[Dataset listings of figures]
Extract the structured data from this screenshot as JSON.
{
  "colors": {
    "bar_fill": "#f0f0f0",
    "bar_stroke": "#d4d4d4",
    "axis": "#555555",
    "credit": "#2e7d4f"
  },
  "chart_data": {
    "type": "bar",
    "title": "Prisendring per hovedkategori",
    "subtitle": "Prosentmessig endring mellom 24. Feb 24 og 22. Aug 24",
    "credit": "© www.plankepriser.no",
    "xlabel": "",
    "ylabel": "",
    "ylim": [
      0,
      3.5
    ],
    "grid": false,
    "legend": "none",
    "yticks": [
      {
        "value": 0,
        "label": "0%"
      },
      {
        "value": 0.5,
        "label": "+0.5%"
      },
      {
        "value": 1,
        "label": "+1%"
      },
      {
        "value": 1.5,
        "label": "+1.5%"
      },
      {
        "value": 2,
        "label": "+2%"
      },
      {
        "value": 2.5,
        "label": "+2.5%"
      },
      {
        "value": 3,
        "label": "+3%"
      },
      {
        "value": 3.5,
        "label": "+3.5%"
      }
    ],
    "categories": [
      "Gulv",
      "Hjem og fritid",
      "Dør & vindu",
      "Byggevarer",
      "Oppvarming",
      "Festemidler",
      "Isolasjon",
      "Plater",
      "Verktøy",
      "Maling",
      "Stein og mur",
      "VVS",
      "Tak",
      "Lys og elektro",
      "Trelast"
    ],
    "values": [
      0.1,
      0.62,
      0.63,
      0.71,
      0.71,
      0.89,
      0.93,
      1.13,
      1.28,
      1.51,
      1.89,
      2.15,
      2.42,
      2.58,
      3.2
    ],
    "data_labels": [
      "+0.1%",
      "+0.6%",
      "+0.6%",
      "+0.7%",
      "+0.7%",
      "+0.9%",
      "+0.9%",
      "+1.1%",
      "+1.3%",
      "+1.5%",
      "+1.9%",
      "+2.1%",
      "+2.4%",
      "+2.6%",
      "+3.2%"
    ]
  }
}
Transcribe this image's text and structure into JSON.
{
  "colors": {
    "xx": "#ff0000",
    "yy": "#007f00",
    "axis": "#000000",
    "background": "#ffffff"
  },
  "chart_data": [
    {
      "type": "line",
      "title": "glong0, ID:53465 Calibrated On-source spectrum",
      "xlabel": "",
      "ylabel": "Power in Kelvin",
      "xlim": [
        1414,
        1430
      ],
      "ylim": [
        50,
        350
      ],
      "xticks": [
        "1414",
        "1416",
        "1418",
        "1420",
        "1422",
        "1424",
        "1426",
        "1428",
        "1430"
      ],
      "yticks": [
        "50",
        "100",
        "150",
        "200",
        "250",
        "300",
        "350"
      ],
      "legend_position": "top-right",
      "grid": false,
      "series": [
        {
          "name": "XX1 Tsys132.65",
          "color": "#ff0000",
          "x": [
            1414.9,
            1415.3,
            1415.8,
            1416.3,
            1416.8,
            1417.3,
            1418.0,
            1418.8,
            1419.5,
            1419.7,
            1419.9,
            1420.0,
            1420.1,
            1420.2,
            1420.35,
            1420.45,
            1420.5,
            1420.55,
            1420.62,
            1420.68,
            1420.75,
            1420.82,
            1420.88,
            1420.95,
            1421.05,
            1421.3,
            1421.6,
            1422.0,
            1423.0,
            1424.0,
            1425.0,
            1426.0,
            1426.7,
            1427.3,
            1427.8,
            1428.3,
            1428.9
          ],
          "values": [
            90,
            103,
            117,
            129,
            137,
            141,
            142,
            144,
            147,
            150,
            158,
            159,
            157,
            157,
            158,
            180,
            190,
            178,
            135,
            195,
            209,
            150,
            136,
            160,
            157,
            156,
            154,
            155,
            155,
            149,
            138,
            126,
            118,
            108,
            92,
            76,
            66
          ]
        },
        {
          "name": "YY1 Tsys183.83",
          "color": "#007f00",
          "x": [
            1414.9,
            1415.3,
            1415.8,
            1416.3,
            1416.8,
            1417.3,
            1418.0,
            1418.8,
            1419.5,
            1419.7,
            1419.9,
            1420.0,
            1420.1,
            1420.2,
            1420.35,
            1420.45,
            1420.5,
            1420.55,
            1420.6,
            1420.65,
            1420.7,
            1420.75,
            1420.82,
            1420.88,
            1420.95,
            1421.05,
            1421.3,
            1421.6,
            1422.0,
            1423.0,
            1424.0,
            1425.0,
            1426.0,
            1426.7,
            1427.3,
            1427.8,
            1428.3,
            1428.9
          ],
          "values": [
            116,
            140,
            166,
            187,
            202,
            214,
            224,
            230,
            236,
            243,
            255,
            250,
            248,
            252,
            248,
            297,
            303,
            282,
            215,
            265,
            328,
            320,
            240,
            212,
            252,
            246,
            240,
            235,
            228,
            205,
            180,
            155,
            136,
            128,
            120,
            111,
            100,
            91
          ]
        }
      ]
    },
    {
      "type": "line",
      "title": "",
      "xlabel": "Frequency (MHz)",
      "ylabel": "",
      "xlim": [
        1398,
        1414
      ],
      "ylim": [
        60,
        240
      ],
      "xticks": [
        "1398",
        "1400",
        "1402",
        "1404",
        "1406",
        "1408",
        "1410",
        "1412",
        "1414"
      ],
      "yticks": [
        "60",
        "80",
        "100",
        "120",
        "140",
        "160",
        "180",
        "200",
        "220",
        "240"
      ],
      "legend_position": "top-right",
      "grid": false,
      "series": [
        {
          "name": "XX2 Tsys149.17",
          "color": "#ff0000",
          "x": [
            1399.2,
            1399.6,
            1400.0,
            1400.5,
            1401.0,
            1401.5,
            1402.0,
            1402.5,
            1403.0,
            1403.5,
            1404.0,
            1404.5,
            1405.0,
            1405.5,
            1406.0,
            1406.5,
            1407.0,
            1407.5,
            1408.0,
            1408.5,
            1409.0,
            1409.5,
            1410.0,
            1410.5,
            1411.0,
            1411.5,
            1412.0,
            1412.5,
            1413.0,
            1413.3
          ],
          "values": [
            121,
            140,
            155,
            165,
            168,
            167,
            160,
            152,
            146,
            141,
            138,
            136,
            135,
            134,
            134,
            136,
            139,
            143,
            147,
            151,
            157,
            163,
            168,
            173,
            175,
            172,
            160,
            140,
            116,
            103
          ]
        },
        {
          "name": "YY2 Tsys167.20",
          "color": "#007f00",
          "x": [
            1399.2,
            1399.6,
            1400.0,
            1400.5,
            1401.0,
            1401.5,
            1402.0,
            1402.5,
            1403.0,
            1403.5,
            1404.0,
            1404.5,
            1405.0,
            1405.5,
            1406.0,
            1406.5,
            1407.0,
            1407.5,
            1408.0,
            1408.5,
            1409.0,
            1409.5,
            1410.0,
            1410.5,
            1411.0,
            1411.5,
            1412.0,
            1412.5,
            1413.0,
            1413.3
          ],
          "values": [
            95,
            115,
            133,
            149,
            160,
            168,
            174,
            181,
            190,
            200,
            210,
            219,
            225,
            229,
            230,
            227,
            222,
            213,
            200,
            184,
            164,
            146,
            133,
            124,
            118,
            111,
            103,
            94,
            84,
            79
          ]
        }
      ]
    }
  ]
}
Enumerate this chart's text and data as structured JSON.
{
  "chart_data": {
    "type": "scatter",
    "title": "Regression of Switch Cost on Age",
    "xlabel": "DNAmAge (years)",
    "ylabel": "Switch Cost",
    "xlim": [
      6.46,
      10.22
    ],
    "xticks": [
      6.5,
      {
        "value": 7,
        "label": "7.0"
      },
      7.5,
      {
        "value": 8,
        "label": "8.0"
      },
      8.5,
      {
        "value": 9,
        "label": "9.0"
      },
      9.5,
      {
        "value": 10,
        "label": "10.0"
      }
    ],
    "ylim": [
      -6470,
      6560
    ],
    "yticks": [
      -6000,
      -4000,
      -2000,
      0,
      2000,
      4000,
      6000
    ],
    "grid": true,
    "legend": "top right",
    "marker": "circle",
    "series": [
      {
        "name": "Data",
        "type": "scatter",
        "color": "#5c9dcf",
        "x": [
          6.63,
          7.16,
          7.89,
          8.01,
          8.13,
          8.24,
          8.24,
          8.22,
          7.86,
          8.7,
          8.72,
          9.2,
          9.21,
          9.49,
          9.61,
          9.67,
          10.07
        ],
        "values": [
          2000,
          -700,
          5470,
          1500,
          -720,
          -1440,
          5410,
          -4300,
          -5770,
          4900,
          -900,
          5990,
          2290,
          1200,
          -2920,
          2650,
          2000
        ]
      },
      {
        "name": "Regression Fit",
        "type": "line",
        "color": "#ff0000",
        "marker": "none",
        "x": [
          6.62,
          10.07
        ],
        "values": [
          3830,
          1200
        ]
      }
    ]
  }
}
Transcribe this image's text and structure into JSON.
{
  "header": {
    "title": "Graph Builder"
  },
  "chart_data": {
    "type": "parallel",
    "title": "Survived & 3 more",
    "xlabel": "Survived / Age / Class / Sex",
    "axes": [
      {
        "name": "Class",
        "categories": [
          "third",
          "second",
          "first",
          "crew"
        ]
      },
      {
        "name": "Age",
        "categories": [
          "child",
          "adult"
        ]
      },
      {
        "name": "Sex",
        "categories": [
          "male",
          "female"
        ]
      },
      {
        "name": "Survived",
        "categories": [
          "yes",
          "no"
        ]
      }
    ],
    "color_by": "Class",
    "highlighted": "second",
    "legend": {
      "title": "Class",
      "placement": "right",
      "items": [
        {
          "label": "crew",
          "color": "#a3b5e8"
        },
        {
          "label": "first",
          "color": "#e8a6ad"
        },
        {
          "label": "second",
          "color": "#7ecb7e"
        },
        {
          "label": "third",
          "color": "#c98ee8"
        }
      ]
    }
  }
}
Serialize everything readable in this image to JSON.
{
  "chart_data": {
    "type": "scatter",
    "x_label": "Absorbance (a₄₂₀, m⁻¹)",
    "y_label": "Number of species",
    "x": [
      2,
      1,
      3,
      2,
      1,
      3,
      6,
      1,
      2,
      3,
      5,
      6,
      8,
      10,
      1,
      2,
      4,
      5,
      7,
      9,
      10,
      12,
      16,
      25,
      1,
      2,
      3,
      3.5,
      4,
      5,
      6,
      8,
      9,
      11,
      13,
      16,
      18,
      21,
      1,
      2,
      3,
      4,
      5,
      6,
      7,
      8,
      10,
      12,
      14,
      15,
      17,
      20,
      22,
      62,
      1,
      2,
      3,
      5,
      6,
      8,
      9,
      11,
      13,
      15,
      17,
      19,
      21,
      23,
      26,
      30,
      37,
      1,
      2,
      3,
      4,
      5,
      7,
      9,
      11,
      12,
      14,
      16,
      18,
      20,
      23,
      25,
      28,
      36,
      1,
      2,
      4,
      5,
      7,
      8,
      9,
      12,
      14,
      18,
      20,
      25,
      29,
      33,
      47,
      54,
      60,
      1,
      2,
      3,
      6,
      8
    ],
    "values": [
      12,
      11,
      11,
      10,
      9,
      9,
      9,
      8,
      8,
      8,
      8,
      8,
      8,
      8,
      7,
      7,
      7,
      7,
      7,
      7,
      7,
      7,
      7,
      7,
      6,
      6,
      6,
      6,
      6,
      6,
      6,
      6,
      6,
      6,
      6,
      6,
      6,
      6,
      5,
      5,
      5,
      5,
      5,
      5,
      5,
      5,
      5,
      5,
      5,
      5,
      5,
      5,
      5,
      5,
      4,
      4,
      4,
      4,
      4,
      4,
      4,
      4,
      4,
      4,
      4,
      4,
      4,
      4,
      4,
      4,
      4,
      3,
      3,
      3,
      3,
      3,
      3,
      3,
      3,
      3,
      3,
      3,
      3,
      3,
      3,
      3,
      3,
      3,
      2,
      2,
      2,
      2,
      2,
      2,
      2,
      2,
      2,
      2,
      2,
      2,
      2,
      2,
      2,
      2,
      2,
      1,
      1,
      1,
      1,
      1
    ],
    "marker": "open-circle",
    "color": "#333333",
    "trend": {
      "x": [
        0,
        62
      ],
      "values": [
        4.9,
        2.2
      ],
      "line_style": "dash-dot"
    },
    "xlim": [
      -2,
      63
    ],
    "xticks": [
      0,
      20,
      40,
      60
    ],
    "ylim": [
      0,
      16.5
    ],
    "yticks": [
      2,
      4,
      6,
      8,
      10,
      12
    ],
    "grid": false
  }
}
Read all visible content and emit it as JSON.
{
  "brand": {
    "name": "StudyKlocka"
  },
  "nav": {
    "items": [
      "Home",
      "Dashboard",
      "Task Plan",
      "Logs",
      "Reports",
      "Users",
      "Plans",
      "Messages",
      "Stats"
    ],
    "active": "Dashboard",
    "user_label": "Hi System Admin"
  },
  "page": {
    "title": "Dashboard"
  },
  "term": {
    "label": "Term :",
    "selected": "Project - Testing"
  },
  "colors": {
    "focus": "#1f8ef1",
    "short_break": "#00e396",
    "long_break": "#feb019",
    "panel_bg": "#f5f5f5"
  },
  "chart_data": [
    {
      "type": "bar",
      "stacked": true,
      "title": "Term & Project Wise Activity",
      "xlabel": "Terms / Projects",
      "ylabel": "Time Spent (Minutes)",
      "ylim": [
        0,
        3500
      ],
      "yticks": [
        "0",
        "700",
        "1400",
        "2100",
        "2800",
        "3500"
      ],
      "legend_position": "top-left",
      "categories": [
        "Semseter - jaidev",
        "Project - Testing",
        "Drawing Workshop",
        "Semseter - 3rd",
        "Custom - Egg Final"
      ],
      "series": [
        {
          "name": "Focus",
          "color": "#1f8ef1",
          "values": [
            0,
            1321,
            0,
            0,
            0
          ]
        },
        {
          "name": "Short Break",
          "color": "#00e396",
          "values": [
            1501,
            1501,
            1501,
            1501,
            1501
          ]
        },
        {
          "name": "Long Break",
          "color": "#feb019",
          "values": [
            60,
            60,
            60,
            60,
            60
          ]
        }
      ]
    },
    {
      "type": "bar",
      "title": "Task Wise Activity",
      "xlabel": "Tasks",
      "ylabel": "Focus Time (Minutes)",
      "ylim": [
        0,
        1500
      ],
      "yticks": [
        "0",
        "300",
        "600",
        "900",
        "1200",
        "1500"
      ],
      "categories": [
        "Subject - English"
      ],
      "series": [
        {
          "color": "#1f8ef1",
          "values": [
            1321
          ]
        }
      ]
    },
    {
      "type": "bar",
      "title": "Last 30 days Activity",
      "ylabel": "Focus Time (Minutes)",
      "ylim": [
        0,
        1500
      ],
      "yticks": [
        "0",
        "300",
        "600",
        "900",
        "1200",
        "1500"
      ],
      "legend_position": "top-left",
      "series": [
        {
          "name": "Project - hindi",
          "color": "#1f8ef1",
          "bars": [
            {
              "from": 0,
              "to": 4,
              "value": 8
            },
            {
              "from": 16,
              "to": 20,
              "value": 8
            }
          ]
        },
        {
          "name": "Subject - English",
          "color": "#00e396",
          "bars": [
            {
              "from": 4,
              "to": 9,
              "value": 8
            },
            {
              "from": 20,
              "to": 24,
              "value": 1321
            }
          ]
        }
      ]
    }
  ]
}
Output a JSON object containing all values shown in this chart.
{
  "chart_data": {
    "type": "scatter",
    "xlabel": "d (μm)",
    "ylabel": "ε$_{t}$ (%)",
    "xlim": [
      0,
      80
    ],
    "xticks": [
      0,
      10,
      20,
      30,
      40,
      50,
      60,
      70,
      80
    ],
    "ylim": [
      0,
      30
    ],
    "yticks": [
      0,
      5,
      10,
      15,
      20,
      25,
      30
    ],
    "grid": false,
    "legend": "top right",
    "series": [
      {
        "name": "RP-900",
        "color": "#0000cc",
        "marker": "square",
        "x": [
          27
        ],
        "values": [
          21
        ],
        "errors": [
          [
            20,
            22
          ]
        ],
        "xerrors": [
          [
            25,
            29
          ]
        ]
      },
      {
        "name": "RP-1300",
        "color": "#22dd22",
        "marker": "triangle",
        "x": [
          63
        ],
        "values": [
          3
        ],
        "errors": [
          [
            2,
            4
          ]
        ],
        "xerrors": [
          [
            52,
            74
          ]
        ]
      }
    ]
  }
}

Task to complete: Find every line in the records above that holds the word "from", and copy each one.

Solution:
Extract the structured data from this screenshot as JSON.
              "from": 0,
              "from": 16,
              "from": 4,
              "from": 20,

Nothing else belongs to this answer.